Annotated region listings:
####
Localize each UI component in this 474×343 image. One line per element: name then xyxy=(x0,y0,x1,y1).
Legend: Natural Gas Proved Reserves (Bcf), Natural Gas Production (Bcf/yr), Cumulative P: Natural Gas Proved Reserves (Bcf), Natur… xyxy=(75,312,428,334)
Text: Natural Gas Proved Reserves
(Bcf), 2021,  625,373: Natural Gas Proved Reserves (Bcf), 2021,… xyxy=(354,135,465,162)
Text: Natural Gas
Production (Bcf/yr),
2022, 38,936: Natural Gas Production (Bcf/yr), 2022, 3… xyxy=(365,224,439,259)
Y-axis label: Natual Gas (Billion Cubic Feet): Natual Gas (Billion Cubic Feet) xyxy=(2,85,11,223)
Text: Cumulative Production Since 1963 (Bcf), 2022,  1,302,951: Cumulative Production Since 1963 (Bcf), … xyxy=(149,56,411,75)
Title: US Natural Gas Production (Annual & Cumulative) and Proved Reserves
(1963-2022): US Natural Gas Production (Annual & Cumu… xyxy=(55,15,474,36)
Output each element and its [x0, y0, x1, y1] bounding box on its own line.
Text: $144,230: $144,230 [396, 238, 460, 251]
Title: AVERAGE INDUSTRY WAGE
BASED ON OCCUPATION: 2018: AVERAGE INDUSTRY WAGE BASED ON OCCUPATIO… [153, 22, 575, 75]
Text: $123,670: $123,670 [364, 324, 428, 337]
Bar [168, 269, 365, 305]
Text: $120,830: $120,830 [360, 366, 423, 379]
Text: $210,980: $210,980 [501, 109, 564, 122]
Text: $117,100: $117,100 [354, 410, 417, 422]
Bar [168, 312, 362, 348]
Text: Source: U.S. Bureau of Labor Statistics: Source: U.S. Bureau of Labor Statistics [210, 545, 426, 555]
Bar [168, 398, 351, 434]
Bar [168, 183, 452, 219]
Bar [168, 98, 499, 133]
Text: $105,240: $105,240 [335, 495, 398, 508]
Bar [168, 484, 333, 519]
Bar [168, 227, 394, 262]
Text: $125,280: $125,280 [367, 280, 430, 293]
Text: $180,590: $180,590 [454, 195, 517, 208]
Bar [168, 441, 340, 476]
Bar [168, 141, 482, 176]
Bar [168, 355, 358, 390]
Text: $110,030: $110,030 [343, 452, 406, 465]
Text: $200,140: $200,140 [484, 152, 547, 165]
####
Return every line of the records above unchanged, character for character.

WRITTEN RESPONSE:
Localize each UI component in this 474×343 image. One line per element: name then xyxy=(x0,y0,x1,y1).
Legend: Natural Gas Proved Reserves (Bcf), Natural Gas Production (Bcf/yr), Cumulative P: Natural Gas Proved Reserves (Bcf), Natur… xyxy=(75,312,428,334)
Text: Natural Gas Proved Reserves
(Bcf), 2021,  625,373: Natural Gas Proved Reserves (Bcf), 2021,… xyxy=(354,135,465,162)
Text: Natural Gas
Production (Bcf/yr),
2022, 38,936: Natural Gas Production (Bcf/yr), 2022, 3… xyxy=(365,224,439,259)
Y-axis label: Natual Gas (Billion Cubic Feet): Natual Gas (Billion Cubic Feet) xyxy=(2,85,11,223)
Text: Cumulative Production Since 1963 (Bcf), 2022,  1,302,951: Cumulative Production Since 1963 (Bcf), … xyxy=(149,56,411,75)
Title: US Natural Gas Production (Annual & Cumulative) and Proved Reserves
(1963-2022): US Natural Gas Production (Annual & Cumu… xyxy=(55,15,474,36)
Output each element and its [x0, y0, x1, y1] bounding box on its own line.
Text: $144,230: $144,230 [396, 238, 460, 251]
Title: AVERAGE INDUSTRY WAGE
BASED ON OCCUPATION: 2018: AVERAGE INDUSTRY WAGE BASED ON OCCUPATIO… [153, 22, 575, 75]
Text: $123,670: $123,670 [364, 324, 428, 337]
Bar [168, 269, 365, 305]
Text: $120,830: $120,830 [360, 366, 423, 379]
Text: $210,980: $210,980 [501, 109, 564, 122]
Text: $117,100: $117,100 [354, 410, 417, 422]
Bar [168, 312, 362, 348]
Text: Source: U.S. Bureau of Labor Statistics: Source: U.S. Bureau of Labor Statistics [210, 545, 426, 555]
Bar [168, 398, 351, 434]
Bar [168, 183, 452, 219]
Bar [168, 98, 499, 133]
Text: $105,240: $105,240 [335, 495, 398, 508]
Bar [168, 484, 333, 519]
Bar [168, 227, 394, 262]
Text: $125,280: $125,280 [367, 280, 430, 293]
Text: $180,590: $180,590 [454, 195, 517, 208]
Bar [168, 441, 340, 476]
Bar [168, 141, 482, 176]
Bar [168, 355, 358, 390]
Text: $110,030: $110,030 [343, 452, 406, 465]
Text: $200,140: $200,140 [484, 152, 547, 165]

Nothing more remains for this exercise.